What is expected - Take the data below and repeat it exactly.

(Data listing)
──────────
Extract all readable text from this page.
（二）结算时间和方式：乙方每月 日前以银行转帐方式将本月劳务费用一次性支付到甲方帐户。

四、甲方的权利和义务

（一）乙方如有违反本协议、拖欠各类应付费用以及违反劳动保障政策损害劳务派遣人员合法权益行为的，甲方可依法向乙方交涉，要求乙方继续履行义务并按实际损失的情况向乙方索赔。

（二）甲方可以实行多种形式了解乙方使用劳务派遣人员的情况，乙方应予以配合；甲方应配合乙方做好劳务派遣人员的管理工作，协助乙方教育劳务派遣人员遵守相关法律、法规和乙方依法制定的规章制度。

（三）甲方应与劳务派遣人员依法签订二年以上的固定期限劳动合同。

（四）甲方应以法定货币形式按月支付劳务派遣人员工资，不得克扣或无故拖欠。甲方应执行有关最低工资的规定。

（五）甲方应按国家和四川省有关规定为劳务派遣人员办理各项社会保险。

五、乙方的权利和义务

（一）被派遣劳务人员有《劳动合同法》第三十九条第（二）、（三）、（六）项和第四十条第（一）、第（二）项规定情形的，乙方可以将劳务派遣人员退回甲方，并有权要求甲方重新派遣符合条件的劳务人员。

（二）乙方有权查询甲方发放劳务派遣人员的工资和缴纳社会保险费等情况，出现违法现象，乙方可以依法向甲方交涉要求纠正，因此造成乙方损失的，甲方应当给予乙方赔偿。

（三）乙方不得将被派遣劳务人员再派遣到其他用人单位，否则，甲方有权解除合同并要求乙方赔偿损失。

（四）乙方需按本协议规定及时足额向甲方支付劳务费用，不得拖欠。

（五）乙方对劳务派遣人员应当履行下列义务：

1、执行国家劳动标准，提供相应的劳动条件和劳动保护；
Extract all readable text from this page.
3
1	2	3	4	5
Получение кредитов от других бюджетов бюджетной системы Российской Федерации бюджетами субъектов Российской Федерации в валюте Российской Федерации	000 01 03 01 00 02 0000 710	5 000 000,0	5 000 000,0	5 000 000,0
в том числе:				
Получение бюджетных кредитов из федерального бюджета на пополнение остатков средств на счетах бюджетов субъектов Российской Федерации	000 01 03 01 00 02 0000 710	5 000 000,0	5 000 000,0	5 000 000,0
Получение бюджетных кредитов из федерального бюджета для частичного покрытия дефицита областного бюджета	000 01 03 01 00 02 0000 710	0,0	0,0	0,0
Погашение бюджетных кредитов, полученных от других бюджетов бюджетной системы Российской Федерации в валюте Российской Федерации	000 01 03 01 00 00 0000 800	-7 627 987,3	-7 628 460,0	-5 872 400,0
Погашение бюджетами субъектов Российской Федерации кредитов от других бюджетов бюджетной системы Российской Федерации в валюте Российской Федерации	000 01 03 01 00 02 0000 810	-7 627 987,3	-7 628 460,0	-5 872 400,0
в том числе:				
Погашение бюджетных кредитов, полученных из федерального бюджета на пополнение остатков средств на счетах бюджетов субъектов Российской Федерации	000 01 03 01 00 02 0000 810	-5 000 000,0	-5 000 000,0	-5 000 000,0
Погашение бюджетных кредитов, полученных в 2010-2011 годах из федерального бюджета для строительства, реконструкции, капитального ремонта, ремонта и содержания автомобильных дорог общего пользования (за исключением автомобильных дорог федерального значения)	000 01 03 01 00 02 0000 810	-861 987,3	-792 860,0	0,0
──────────
Answer to the problem -
Extract all readable text from this page.
（二）结算时间和方式：乙方每月 日前以银行转帐方式将本月劳务费用一次性支付到甲方帐户。

四、甲方的权利和义务

（一）乙方如有违反本协议、拖欠各类应付费用以及违反劳动保障政策损害劳务派遣人员合法权益行为的，甲方可依法向乙方交涉，要求乙方继续履行义务并按实际损失的情况向乙方索赔。

（二）甲方可以实行多种形式了解乙方使用劳务派遣人员的情况，乙方应予以配合；甲方应配合乙方做好劳务派遣人员的管理工作，协助乙方教育劳务派遣人员遵守相关法律、法规和乙方依法制定的规章制度。

（三）甲方应与劳务派遣人员依法签订二年以上的固定期限劳动合同。

（四）甲方应以法定货币形式按月支付劳务派遣人员工资，不得克扣或无故拖欠。甲方应执行有关最低工资的规定。

（五）甲方应按国家和四川省有关规定为劳务派遣人员办理各项社会保险。

五、乙方的权利和义务

（一）被派遣劳务人员有《劳动合同法》第三十九条第（二）、（三）、（六）项和第四十条第（一）、第（二）项规定情形的，乙方可以将劳务派遣人员退回甲方，并有权要求甲方重新派遣符合条件的劳务人员。

（二）乙方有权查询甲方发放劳务派遣人员的工资和缴纳社会保险费等情况，出现违法现象，乙方可以依法向甲方交涉要求纠正，因此造成乙方损失的，甲方应当给予乙方赔偿。

（三）乙方不得将被派遣劳务人员再派遣到其他用人单位，否则，甲方有权解除合同并要求乙方赔偿损失。

（四）乙方需按本协议规定及时足额向甲方支付劳务费用，不得拖欠。

（五）乙方对劳务派遣人员应当履行下列义务：

1、执行国家劳动标准，提供相应的劳动条件和劳动保护；
Extract all readable text from this page.
3
1	2	3	4	5
Получение кредитов от других бюджетов бюджетной системы Российской Федерации бюджетами субъектов Российской Федерации в валюте Российской Федерации	000 01 03 01 00 02 0000 710	5 000 000,0	5 000 000,0	5 000 000,0
в том числе:				
Получение бюджетных кредитов из федерального бюджета на пополнение остатков средств на счетах бюджетов субъектов Российской Федерации	000 01 03 01 00 02 0000 710	5 000 000,0	5 000 000,0	5 000 000,0
Получение бюджетных кредитов из федерального бюджета для частичного покрытия дефицита областного бюджета	000 01 03 01 00 02 0000 710	0,0	0,0	0,0
Погашение бюджетных кредитов, полученных от других бюджетов бюджетной системы Российской Федерации в валюте Российской Федерации	000 01 03 01 00 00 0000 800	-7 627 987,3	-7 628 460,0	-5 872 400,0
Погашение бюджетами субъектов Российской Федерации кредитов от других бюджетов бюджетной системы Российской Федерации в валюте Российской Федерации	000 01 03 01 00 02 0000 810	-7 627 987,3	-7 628 460,0	-5 872 400,0
в том числе:				
Погашение бюджетных кредитов, полученных из федерального бюджета на пополнение остатков средств на счетах бюджетов субъектов Российской Федерации	000 01 03 01 00 02 0000 810	-5 000 000,0	-5 000 000,0	-5 000 000,0
Погашение бюджетных кредитов, полученных в 2010-2011 годах из федерального бюджета для строительства, реконструкции, капитального ремонта, ремонта и содержания автомобильных дорог общего пользования (за исключением автомобильных дорог федерального значения)	000 01 03 01 00 02 0000 810	-861 987,3	-792 860,0	0,0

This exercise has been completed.